> _WRITTEN INSTRUCTION_: Output all of the data below exactly as given.

> _TASK DATA_:
____________________
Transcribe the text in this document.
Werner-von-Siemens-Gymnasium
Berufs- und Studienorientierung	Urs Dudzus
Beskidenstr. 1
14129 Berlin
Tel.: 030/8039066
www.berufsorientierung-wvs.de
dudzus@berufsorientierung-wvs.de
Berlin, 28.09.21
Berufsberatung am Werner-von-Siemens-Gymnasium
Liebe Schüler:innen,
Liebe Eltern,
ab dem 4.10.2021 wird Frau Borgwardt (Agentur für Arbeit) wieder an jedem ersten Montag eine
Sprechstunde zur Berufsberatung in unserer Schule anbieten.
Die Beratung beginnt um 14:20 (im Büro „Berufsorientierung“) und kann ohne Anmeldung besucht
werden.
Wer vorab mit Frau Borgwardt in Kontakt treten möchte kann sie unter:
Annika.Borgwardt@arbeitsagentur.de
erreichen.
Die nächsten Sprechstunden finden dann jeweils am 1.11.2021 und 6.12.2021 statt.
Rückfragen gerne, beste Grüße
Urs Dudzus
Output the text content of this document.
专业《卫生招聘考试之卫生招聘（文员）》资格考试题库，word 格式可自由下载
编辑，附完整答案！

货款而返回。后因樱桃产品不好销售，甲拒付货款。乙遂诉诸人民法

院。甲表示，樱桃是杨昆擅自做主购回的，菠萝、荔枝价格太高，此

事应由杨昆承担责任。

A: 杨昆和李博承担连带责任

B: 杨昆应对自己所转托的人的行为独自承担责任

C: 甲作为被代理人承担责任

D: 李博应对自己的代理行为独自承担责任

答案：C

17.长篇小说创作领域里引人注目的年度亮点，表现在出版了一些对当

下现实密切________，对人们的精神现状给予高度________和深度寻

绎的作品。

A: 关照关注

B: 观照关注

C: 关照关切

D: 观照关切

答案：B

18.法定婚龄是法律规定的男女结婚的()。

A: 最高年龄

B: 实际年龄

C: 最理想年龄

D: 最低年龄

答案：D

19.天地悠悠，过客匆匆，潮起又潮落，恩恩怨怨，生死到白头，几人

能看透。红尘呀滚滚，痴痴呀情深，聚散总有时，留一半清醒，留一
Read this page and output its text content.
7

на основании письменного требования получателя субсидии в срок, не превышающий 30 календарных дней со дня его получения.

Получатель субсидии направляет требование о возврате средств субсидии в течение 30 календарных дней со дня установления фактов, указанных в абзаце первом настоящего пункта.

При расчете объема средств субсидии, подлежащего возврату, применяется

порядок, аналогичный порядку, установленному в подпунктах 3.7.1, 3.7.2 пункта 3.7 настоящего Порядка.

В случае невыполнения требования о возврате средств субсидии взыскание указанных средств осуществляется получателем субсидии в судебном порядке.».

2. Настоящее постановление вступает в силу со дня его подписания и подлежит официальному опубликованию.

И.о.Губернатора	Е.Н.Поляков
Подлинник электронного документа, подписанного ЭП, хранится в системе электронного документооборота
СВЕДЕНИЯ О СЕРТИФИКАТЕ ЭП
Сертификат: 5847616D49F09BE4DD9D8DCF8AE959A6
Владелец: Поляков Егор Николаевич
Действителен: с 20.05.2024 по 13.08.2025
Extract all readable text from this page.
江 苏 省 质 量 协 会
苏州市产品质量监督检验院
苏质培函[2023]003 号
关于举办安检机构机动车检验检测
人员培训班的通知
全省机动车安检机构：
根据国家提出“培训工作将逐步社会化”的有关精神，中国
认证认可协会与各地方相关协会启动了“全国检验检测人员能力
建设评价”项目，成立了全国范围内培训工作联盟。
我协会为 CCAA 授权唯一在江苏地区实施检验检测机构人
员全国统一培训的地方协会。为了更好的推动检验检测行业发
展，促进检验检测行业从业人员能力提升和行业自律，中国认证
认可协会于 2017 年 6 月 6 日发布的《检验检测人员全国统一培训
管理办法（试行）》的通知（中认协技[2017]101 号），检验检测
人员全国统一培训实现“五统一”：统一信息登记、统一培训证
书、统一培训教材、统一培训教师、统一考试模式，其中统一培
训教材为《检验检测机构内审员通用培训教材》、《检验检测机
____________________
> _COMPLETED EXERCISE_:
Transcribe the text in this document.
Werner-von-Siemens-Gymnasium
Berufs- und Studienorientierung	Urs Dudzus
Beskidenstr. 1
14129 Berlin
Tel.: 030/8039066
www.berufsorientierung-wvs.de
dudzus@berufsorientierung-wvs.de
Berlin, 28.09.21
Berufsberatung am Werner-von-Siemens-Gymnasium
Liebe Schüler:innen,
Liebe Eltern,
ab dem 4.10.2021 wird Frau Borgwardt (Agentur für Arbeit) wieder an jedem ersten Montag eine
Sprechstunde zur Berufsberatung in unserer Schule anbieten.
Die Beratung beginnt um 14:20 (im Büro „Berufsorientierung“) und kann ohne Anmeldung besucht
werden.
Wer vorab mit Frau Borgwardt in Kontakt treten möchte kann sie unter:
Annika.Borgwardt@arbeitsagentur.de
erreichen.
Die nächsten Sprechstunden finden dann jeweils am 1.11.2021 und 6.12.2021 statt.
Rückfragen gerne, beste Grüße
Urs Dudzus
Output the text content of this document.
专业《卫生招聘考试之卫生招聘（文员）》资格考试题库，word 格式可自由下载
编辑，附完整答案！

货款而返回。后因樱桃产品不好销售，甲拒付货款。乙遂诉诸人民法

院。甲表示，樱桃是杨昆擅自做主购回的，菠萝、荔枝价格太高，此

事应由杨昆承担责任。

A: 杨昆和李博承担连带责任

B: 杨昆应对自己所转托的人的行为独自承担责任

C: 甲作为被代理人承担责任

D: 李博应对自己的代理行为独自承担责任

答案：C

17.长篇小说创作领域里引人注目的年度亮点，表现在出版了一些对当

下现实密切________，对人们的精神现状给予高度________和深度寻

绎的作品。

A: 关照关注

B: 观照关注

C: 关照关切

D: 观照关切

答案：B

18.法定婚龄是法律规定的男女结婚的()。

A: 最高年龄

B: 实际年龄

C: 最理想年龄

D: 最低年龄

答案：D

19.天地悠悠，过客匆匆，潮起又潮落，恩恩怨怨，生死到白头，几人

能看透。红尘呀滚滚，痴痴呀情深，聚散总有时，留一半清醒，留一
Read this page and output its text content.
7

на основании письменного требования получателя субсидии в срок, не превышающий 30 календарных дней со дня его получения.

Получатель субсидии направляет требование о возврате средств субсидии в течение 30 календарных дней со дня установления фактов, указанных в абзаце первом настоящего пункта.

При расчете объема средств субсидии, подлежащего возврату, применяется

порядок, аналогичный порядку, установленному в подпунктах 3.7.1, 3.7.2 пункта 3.7 настоящего Порядка.

В случае невыполнения требования о возврате средств субсидии взыскание указанных средств осуществляется получателем субсидии в судебном порядке.».

2. Настоящее постановление вступает в силу со дня его подписания и подлежит официальному опубликованию.

И.о.Губернатора	Е.Н.Поляков
Подлинник электронного документа, подписанного ЭП, хранится в системе электронного документооборота
СВЕДЕНИЯ О СЕРТИФИКАТЕ ЭП
Сертификат: 5847616D49F09BE4DD9D8DCF8AE959A6
Владелец: Поляков Егор Николаевич
Действителен: с 20.05.2024 по 13.08.2025
Extract all readable text from this page.
江 苏 省 质 量 协 会
苏州市产品质量监督检验院
苏质培函[2023]003 号
关于举办安检机构机动车检验检测
人员培训班的通知
全省机动车安检机构：
根据国家提出“培训工作将逐步社会化”的有关精神，中国
认证认可协会与各地方相关协会启动了“全国检验检测人员能力
建设评价”项目，成立了全国范围内培训工作联盟。
我协会为 CCAA 授权唯一在江苏地区实施检验检测机构人
员全国统一培训的地方协会。为了更好的推动检验检测行业发
展，促进检验检测行业从业人员能力提升和行业自律，中国认证
认可协会于 2017 年 6 月 6 日发布的《检验检测人员全国统一培训
管理办法（试行）》的通知（中认协技[2017]101 号），检验检测
人员全国统一培训实现“五统一”：统一信息登记、统一培训证
书、统一培训教材、统一培训教师、统一考试模式，其中统一培
训教材为《检验检测机构内审员通用培训教材》、《检验检测机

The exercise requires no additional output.